From the profile of Ken Archer below, list each state, country and city that it names, once each.

Text block:
----------

Photo by Bill Mitchell / Daily Sun. Archer and his news team received three Telly awards for “Faces of Freedom: America’s Airborne Heroes,” two 30-minute programs that profiled 14 Florida veterans who served in some aviation capacity during military conflicts from World War II to Iraq. The multiple Tellys pictured at right were for various participants with the project.

Today he’s an award-winning news producer. An Emmy nominee. But it was the fast-paced, ever-changing schedule of a TV sports reporter that Ken Archer first longed for, focused on and worked toward during his UNO days in the early 1990s.

He came to UNO by way of two states and four military stops. A New York native who spent his teens in Florida, Archer had joined the U.S. Air Force after graduating from high school in 1981. His first and fourth military assignments landed him at Offutt Air Force Base near Bellevue, Neb. After taking a few classes on base through UNO, Archer decided to leave the Air Force in 1992 and pursue a broadcasting degree.

“I am a sports fanatic,” Archer says exuberantly via phone from his office in Florida. “It dawned on me how cool it could be to get paid to talk about sports. And it really just went from there.”

----------

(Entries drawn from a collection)
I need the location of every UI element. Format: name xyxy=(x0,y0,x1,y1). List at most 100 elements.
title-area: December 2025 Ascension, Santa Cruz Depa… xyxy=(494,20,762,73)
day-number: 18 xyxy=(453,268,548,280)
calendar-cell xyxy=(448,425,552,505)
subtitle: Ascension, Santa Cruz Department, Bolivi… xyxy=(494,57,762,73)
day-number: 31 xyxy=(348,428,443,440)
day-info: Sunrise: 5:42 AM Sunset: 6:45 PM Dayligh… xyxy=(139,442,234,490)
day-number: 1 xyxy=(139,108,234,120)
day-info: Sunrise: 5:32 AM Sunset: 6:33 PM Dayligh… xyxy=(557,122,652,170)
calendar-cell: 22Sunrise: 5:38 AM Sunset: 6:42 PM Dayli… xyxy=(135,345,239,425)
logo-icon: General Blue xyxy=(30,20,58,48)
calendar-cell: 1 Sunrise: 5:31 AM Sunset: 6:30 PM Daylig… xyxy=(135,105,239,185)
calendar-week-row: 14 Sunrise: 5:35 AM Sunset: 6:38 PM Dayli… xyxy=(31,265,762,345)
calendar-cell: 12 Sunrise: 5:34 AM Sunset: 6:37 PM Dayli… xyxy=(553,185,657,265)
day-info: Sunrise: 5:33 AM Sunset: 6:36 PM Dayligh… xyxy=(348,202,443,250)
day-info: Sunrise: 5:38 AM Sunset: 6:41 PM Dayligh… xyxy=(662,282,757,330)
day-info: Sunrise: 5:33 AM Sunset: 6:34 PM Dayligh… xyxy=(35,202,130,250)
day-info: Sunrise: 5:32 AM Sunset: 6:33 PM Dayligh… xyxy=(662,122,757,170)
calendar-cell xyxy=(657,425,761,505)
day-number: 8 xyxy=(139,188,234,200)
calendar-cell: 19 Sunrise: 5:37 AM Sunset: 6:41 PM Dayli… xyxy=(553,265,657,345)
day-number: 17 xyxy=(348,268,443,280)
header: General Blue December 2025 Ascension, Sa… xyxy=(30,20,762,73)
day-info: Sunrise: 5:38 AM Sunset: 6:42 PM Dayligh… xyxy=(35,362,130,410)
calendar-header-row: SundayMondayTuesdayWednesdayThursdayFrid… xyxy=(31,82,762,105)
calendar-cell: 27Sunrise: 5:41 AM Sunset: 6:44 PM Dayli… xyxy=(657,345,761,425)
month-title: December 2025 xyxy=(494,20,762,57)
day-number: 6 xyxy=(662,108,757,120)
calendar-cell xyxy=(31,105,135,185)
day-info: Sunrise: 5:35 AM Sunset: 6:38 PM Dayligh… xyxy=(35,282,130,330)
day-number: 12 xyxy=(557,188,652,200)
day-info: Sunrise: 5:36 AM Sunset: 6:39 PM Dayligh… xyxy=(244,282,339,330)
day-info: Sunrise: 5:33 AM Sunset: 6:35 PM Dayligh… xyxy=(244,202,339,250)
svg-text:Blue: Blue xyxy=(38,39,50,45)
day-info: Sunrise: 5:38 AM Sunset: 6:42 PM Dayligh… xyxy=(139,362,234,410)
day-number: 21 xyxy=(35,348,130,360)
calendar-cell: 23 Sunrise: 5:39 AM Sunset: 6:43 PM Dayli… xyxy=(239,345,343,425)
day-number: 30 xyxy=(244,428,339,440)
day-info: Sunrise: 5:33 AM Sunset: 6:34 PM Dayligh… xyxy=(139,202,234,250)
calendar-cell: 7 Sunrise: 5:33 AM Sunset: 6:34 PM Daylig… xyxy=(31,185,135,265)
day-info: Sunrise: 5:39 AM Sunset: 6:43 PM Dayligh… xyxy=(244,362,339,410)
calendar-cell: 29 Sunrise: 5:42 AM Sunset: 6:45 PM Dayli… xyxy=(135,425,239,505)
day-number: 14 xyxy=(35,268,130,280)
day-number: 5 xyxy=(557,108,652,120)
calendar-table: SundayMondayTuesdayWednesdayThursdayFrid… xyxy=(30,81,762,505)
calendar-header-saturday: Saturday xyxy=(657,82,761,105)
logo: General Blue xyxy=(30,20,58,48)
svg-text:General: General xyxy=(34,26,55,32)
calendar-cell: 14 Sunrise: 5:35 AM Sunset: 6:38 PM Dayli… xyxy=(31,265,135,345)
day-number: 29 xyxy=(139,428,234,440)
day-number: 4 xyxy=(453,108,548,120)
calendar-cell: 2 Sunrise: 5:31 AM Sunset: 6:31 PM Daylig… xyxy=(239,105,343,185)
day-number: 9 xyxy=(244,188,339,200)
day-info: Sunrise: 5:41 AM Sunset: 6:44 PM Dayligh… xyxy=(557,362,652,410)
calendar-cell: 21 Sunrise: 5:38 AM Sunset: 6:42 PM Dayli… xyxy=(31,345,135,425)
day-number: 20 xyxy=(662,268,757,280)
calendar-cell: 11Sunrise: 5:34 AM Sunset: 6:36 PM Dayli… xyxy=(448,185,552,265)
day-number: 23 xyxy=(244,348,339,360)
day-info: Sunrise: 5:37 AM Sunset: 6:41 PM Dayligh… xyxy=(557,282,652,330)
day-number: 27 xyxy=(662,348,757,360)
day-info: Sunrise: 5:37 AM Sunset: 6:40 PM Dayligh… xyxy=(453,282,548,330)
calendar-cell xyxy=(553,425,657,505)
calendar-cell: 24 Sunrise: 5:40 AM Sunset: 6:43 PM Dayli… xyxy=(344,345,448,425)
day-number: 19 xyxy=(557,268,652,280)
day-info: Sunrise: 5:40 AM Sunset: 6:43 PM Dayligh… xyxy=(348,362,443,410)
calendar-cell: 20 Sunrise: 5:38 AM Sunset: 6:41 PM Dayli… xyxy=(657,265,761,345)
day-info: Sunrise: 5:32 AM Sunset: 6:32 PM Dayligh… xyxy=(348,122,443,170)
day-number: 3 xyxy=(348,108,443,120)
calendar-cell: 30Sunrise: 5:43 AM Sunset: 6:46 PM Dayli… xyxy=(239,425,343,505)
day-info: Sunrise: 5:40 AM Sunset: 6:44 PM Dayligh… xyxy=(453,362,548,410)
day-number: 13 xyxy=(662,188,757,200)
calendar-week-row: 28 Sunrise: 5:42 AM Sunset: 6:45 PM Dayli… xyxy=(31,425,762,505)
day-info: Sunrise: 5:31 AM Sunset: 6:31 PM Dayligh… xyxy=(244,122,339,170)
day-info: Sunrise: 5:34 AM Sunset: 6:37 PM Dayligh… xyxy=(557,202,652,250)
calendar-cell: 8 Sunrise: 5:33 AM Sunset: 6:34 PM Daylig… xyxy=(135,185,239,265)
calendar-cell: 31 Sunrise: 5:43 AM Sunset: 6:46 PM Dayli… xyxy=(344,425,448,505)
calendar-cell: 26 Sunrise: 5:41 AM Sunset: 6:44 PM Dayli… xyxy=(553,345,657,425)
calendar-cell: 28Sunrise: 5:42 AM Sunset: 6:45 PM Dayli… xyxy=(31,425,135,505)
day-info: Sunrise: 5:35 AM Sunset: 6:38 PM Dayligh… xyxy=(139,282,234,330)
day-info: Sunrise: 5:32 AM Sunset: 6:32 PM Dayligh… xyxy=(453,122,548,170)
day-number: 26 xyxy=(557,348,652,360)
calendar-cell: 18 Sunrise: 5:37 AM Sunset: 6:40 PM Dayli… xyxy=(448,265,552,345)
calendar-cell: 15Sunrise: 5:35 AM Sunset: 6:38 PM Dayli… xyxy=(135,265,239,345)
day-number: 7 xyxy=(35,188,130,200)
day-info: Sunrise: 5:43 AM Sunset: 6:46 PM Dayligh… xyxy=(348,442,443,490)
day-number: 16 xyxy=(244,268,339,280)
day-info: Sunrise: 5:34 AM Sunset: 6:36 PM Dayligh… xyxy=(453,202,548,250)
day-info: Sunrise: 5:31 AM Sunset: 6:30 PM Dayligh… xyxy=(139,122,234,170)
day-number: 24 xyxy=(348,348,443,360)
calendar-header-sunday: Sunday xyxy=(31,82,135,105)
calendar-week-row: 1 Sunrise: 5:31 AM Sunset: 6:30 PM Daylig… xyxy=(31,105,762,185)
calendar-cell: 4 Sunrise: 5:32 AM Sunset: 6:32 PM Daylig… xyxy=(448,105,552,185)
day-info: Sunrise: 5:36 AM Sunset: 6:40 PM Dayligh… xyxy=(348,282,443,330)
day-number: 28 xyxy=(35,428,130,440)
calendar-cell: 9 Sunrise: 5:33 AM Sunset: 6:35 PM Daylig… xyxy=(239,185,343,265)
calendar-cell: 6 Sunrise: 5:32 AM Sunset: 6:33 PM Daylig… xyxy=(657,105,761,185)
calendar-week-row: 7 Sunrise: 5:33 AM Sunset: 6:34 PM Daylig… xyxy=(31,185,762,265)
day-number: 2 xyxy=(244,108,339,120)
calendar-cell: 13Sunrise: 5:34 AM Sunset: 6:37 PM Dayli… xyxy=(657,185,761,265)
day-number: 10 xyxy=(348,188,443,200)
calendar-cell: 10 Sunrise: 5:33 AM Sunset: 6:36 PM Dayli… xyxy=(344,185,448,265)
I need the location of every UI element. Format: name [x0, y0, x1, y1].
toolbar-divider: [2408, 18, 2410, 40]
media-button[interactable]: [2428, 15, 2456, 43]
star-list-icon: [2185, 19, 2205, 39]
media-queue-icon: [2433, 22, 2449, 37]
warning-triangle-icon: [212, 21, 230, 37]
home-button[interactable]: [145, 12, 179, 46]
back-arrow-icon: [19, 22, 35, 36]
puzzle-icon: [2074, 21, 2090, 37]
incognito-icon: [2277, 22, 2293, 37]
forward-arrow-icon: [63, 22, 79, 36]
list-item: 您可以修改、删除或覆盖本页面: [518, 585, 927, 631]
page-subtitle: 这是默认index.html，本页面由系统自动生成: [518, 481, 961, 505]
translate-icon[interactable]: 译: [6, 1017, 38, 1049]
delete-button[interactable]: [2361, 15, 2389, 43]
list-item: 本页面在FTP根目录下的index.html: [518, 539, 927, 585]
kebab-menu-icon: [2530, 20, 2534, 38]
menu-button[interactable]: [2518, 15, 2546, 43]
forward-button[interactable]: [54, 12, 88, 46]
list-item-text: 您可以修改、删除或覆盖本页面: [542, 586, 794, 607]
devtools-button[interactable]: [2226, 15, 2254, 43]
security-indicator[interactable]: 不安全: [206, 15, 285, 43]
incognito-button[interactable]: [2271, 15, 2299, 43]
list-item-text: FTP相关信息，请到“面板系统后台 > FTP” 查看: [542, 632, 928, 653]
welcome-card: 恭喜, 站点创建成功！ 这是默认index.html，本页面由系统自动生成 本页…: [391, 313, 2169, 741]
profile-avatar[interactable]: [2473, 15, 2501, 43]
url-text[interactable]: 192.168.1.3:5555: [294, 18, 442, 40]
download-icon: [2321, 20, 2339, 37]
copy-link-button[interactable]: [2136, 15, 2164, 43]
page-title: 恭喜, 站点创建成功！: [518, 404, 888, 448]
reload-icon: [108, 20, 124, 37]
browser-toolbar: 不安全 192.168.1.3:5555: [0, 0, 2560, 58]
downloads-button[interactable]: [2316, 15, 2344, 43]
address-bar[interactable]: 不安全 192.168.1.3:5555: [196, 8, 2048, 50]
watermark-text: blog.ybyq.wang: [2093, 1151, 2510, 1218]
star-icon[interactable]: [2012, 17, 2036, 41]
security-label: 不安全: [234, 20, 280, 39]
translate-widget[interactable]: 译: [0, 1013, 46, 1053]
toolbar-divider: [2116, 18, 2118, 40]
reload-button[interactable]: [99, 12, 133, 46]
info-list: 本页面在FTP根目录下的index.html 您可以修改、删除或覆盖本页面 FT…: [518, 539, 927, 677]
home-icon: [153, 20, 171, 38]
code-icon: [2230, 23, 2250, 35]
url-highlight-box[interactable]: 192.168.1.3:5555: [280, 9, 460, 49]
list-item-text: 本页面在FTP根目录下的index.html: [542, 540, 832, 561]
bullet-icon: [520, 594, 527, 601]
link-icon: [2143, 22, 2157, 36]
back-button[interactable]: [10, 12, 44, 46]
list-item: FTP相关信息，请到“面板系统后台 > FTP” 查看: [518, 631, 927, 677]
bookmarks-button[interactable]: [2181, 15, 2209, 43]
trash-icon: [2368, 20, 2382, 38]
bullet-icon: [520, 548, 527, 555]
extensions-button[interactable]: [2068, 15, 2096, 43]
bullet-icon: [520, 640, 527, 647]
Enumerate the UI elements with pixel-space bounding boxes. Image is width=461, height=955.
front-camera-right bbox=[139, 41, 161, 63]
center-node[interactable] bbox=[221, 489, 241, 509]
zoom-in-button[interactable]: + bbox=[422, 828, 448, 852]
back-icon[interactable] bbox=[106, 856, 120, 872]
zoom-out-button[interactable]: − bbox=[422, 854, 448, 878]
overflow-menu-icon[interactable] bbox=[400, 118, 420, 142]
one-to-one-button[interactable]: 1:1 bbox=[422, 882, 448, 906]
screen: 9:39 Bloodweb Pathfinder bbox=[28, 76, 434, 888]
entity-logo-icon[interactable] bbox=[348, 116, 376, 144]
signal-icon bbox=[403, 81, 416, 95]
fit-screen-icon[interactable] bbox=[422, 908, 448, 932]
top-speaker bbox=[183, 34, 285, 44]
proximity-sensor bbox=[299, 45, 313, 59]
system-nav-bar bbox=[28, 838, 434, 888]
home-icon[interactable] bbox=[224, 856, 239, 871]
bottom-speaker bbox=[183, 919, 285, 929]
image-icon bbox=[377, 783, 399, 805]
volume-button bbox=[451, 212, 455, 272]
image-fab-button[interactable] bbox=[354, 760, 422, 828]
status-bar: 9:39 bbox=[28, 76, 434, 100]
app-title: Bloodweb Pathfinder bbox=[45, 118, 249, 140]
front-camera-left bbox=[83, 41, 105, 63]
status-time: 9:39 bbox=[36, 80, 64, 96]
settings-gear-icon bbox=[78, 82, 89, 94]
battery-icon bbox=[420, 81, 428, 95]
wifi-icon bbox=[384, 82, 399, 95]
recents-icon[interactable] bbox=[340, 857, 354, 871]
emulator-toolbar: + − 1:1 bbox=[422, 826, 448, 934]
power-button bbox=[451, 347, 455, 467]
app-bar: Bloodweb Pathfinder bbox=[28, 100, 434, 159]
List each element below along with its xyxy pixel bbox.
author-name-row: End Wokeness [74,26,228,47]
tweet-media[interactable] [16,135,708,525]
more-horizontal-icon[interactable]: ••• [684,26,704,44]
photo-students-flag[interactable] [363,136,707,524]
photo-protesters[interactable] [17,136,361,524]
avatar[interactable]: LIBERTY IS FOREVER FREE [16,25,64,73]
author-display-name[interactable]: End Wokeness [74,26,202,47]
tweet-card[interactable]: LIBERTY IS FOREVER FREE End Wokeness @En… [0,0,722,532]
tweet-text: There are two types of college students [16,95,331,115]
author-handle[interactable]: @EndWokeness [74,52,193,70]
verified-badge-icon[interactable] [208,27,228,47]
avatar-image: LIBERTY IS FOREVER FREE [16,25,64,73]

----------

In response:
Florida
Iraq
New York
Bellevue
Neb.